** begin Entries shown **

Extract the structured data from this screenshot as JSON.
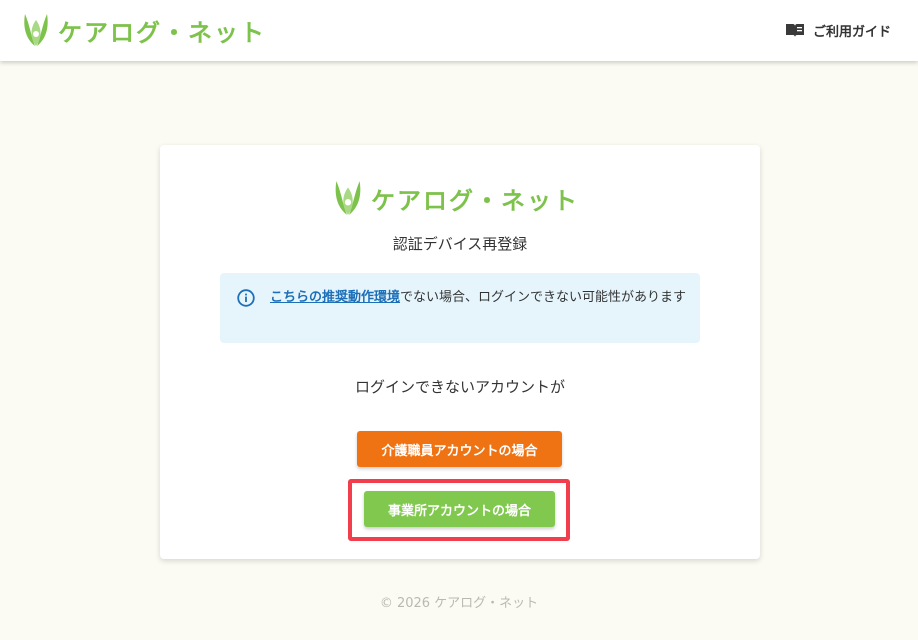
{
  "header": {
    "logo_text": "ケアログ・ネット",
    "guide_label": "ご利用ガイド"
  },
  "card": {
    "logo_text": "ケアログ・ネット",
    "title": "認証デバイス再登録",
    "alert": {
      "link_text": "こちらの推奨動作環境",
      "text": "でない場合、ログインできない可能性があります"
    },
    "prompt": "ログインできないアカウントが",
    "buttons": {
      "staff": "介護職員アカウントの場合",
      "office": "事業所アカウントの場合"
    }
  },
  "footer": {
    "copyright": "© 2026 ケアログ・ネット"
  },
  "colors": {
    "brand_green": "#7dc24a",
    "orange_button": "#ef7313",
    "green_button": "#81c94e",
    "highlight_red": "#f23d4d",
    "alert_bg": "#e6f5fc",
    "link_blue": "#1d6fb8",
    "page_bg": "#fcfbf3"
  },
  "icons": {
    "logo": "leaf-logo-icon",
    "guide": "book-icon",
    "alert": "info-circle-icon"
  }
}
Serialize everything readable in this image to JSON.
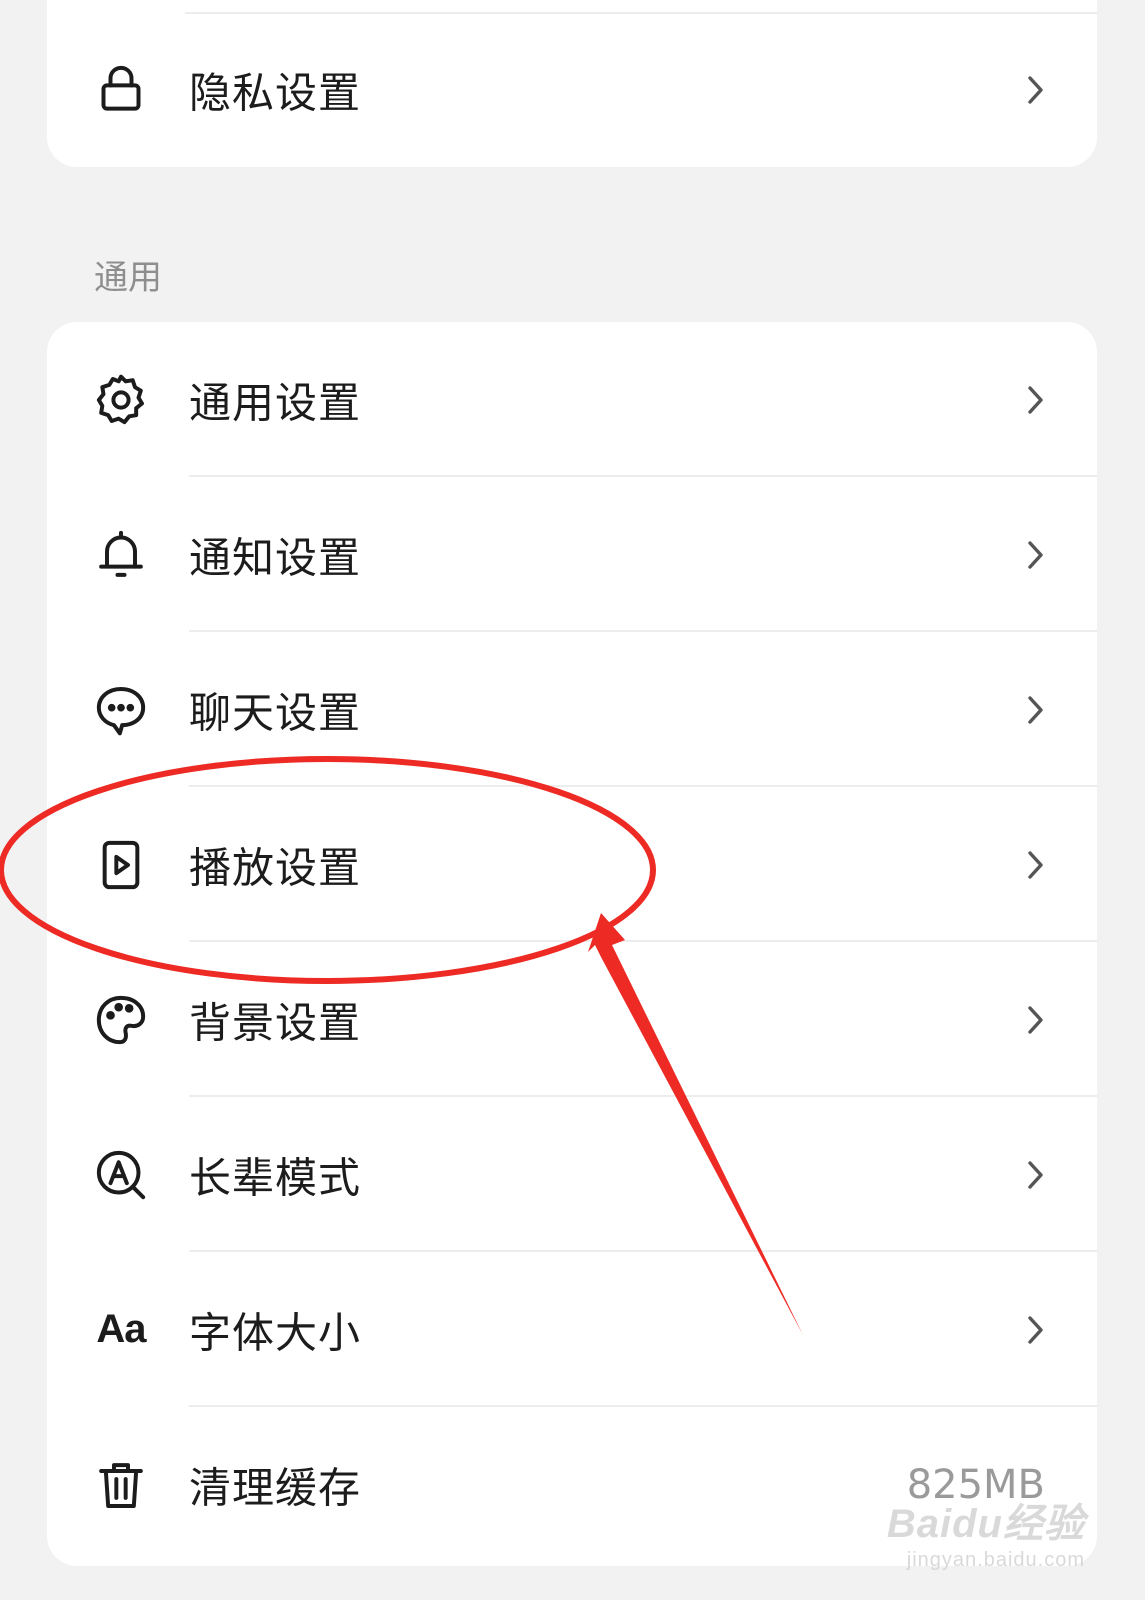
{
  "privacy_group": {
    "items": [
      {
        "label": "隐私设置",
        "icon": "lock-icon"
      }
    ]
  },
  "general_section": {
    "title": "通用",
    "items": [
      {
        "label": "通用设置",
        "icon": "gear-icon"
      },
      {
        "label": "通知设置",
        "icon": "bell-icon"
      },
      {
        "label": "聊天设置",
        "icon": "chat-bubble-icon"
      },
      {
        "label": "播放设置",
        "icon": "play-file-icon"
      },
      {
        "label": "背景设置",
        "icon": "palette-icon"
      },
      {
        "label": "长辈模式",
        "icon": "elder-mode-icon"
      },
      {
        "label": "字体大小",
        "icon": "font-size-icon",
        "glyph": "Aa"
      },
      {
        "label": "清理缓存",
        "icon": "trash-icon",
        "value": "825MB"
      }
    ]
  },
  "annotation": {
    "color": "#ee2a24",
    "highlighted_item": "播放设置"
  },
  "watermark": {
    "main": "Baidu经验",
    "sub": "jingyan.baidu.com"
  }
}
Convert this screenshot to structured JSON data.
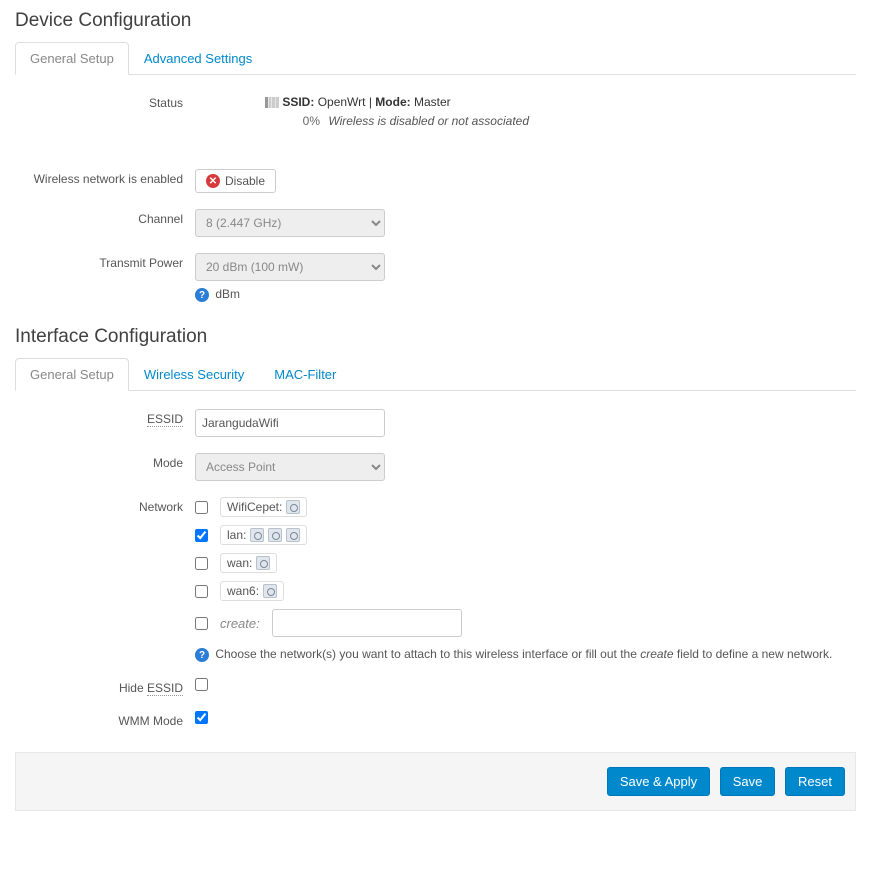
{
  "device": {
    "title": "Device Configuration",
    "tabs": [
      "General Setup",
      "Advanced Settings"
    ],
    "rows": {
      "status_label": "Status",
      "status_percent": "0%",
      "status_ssid_label": "SSID:",
      "status_ssid_value": "OpenWrt",
      "status_mode_label": "Mode:",
      "status_mode_value": "Master",
      "status_line2": "Wireless is disabled or not associated",
      "enabled_label": "Wireless network is enabled",
      "disable_btn": "Disable",
      "channel_label": "Channel",
      "channel_value": "8 (2.447 GHz)",
      "txpower_label": "Transmit Power",
      "txpower_value": "20 dBm (100 mW)",
      "txpower_hint": "dBm"
    }
  },
  "iface": {
    "title": "Interface Configuration",
    "tabs": [
      "General Setup",
      "Wireless Security",
      "MAC-Filter"
    ],
    "rows": {
      "essid_label": "ESSID",
      "essid_value": "JarangudaWifi",
      "mode_label": "Mode",
      "mode_value": "Access Point",
      "network_label": "Network",
      "network_items": [
        {
          "name": "WifiCepet:",
          "checked": false,
          "ifs": 1
        },
        {
          "name": "lan:",
          "checked": true,
          "ifs": 3
        },
        {
          "name": "wan:",
          "checked": false,
          "ifs": 1
        },
        {
          "name": "wan6:",
          "checked": false,
          "ifs": 1
        }
      ],
      "create_label": "create:",
      "network_help_prefix": "Choose the network(s) you want to attach to this wireless interface or fill out the ",
      "network_help_em": "create",
      "network_help_suffix": " field to define a new network.",
      "hide_essid_label": "Hide ESSID",
      "wmm_label": "WMM Mode"
    }
  },
  "footer": {
    "save_apply": "Save & Apply",
    "save": "Save",
    "reset": "Reset"
  }
}
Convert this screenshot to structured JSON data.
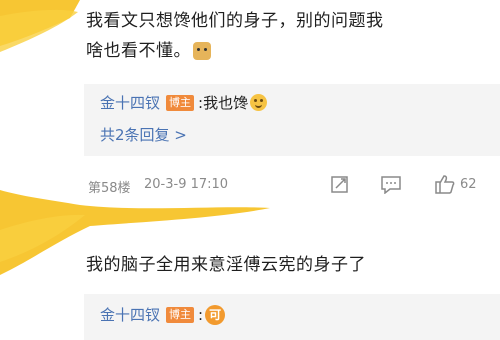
{
  "comment1": {
    "line1": "我看文只想馋他们的身子，别的问题我",
    "line2": "啥也看不懂。",
    "emoji_icon": "doge-icon"
  },
  "reply1": {
    "user": "金十四钗",
    "badge": "博主",
    "text": ":我也馋",
    "emoji_icon": "smile-icon"
  },
  "more_replies": "共2条回复 >",
  "meta": {
    "floor": "第58楼",
    "date": "20-3-9 17:10",
    "like_count": "62"
  },
  "comment2": {
    "text": "我的脑子全用来意淫傅云宪的身子了"
  },
  "reply2": {
    "user": "金十四钗",
    "badge": "博主",
    "colon": ":",
    "ke": "可"
  },
  "colors": {
    "scribble": "#f7c328",
    "link": "#4a73b3",
    "badge": "#f08a3b"
  }
}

** end Entries shown **

Give the entries again word for word, but skip the pictures.

# Response for this exercise:
Extract the structured data from this screenshot as JSON.
{
  "header": {
    "logo_text": "ケアログ・ネット",
    "guide_label": "ご利用ガイド"
  },
  "card": {
    "logo_text": "ケアログ・ネット",
    "title": "認証デバイス再登録",
    "alert": {
      "link_text": "こちらの推奨動作環境",
      "text": "でない場合、ログインできない可能性があります"
    },
    "prompt": "ログインできないアカウントが",
    "buttons": {
      "staff": "介護職員アカウントの場合",
      "office": "事業所アカウントの場合"
    }
  },
  "footer": {
    "copyright": "© 2026 ケアログ・ネット"
  },
  "colors": {
    "brand_green": "#7dc24a",
    "orange_button": "#ef7313",
    "green_button": "#81c94e",
    "highlight_red": "#f23d4d",
    "alert_bg": "#e6f5fc",
    "link_blue": "#1d6fb8",
    "page_bg": "#fcfbf3"
  },
  "icons": {
    "logo": "leaf-logo-icon",
    "guide": "book-icon",
    "alert": "info-circle-icon"
  }
}
Serialize everything readable in this image to JSON.
{
  "privacy_group": {
    "items": [
      {
        "label": "隐私设置",
        "icon": "lock-icon"
      }
    ]
  },
  "general_section": {
    "title": "通用",
    "items": [
      {
        "label": "通用设置",
        "icon": "gear-icon"
      },
      {
        "label": "通知设置",
        "icon": "bell-icon"
      },
      {
        "label": "聊天设置",
        "icon": "chat-bubble-icon"
      },
      {
        "label": "播放设置",
        "icon": "play-file-icon"
      },
      {
        "label": "背景设置",
        "icon": "palette-icon"
      },
      {
        "label": "长辈模式",
        "icon": "elder-mode-icon"
      },
      {
        "label": "字体大小",
        "icon": "font-size-icon",
        "glyph": "Aa"
      },
      {
        "label": "清理缓存",
        "icon": "trash-icon",
        "value": "825MB"
      }
    ]
  },
  "annotation": {
    "color": "#ee2a24",
    "highlighted_item": "播放设置"
  },
  "watermark": {
    "main": "Baidu经验",
    "sub": "jingyan.baidu.com"
  }
}
Convert this screenshot to structured JSON data.
{
  "device": {
    "title": "Device Configuration",
    "tabs": [
      "General Setup",
      "Advanced Settings"
    ],
    "rows": {
      "status_label": "Status",
      "status_percent": "0%",
      "status_ssid_label": "SSID:",
      "status_ssid_value": "OpenWrt",
      "status_mode_label": "Mode:",
      "status_mode_value": "Master",
      "status_line2": "Wireless is disabled or not associated",
      "enabled_label": "Wireless network is enabled",
      "disable_btn": "Disable",
      "channel_label": "Channel",
      "channel_value": "8 (2.447 GHz)",
      "txpower_label": "Transmit Power",
      "txpower_value": "20 dBm (100 mW)",
      "txpower_hint": "dBm"
    }
  },
  "iface": {
    "title": "Interface Configuration",
    "tabs": [
      "General Setup",
      "Wireless Security",
      "MAC-Filter"
    ],
    "rows": {
      "essid_label": "ESSID",
      "essid_value": "JarangudaWifi",
      "mode_label": "Mode",
      "mode_value": "Access Point",
      "network_label": "Network",
      "network_items": [
        {
          "name": "WifiCepet:",
          "checked": false,
          "ifs": 1
        },
        {
          "name": "lan:",
          "checked": true,
          "ifs": 3
        },
        {
          "name": "wan:",
          "checked": false,
          "ifs": 1
        },
        {
          "name": "wan6:",
          "checked": false,
          "ifs": 1
        }
      ],
      "create_label": "create:",
      "network_help_prefix": "Choose the network(s) you want to attach to this wireless interface or fill out the ",
      "network_help_em": "create",
      "network_help_suffix": " field to define a new network.",
      "hide_essid_label": "Hide ESSID",
      "wmm_label": "WMM Mode"
    }
  },
  "footer": {
    "save_apply": "Save & Apply",
    "save": "Save",
    "reset": "Reset"
  }
}
Convert this screenshot to structured JSON data.
{
  "comment1": {
    "line1": "我看文只想馋他们的身子，别的问题我",
    "line2": "啥也看不懂。",
    "emoji_icon": "doge-icon"
  },
  "reply1": {
    "user": "金十四钗",
    "badge": "博主",
    "text": ":我也馋",
    "emoji_icon": "smile-icon"
  },
  "more_replies": "共2条回复 >",
  "meta": {
    "floor": "第58楼",
    "date": "20-3-9 17:10",
    "like_count": "62"
  },
  "comment2": {
    "text": "我的脑子全用来意淫傅云宪的身子了"
  },
  "reply2": {
    "user": "金十四钗",
    "badge": "博主",
    "colon": ":",
    "ke": "可"
  },
  "colors": {
    "scribble": "#f7c328",
    "link": "#4a73b3",
    "badge": "#f08a3b"
  }
}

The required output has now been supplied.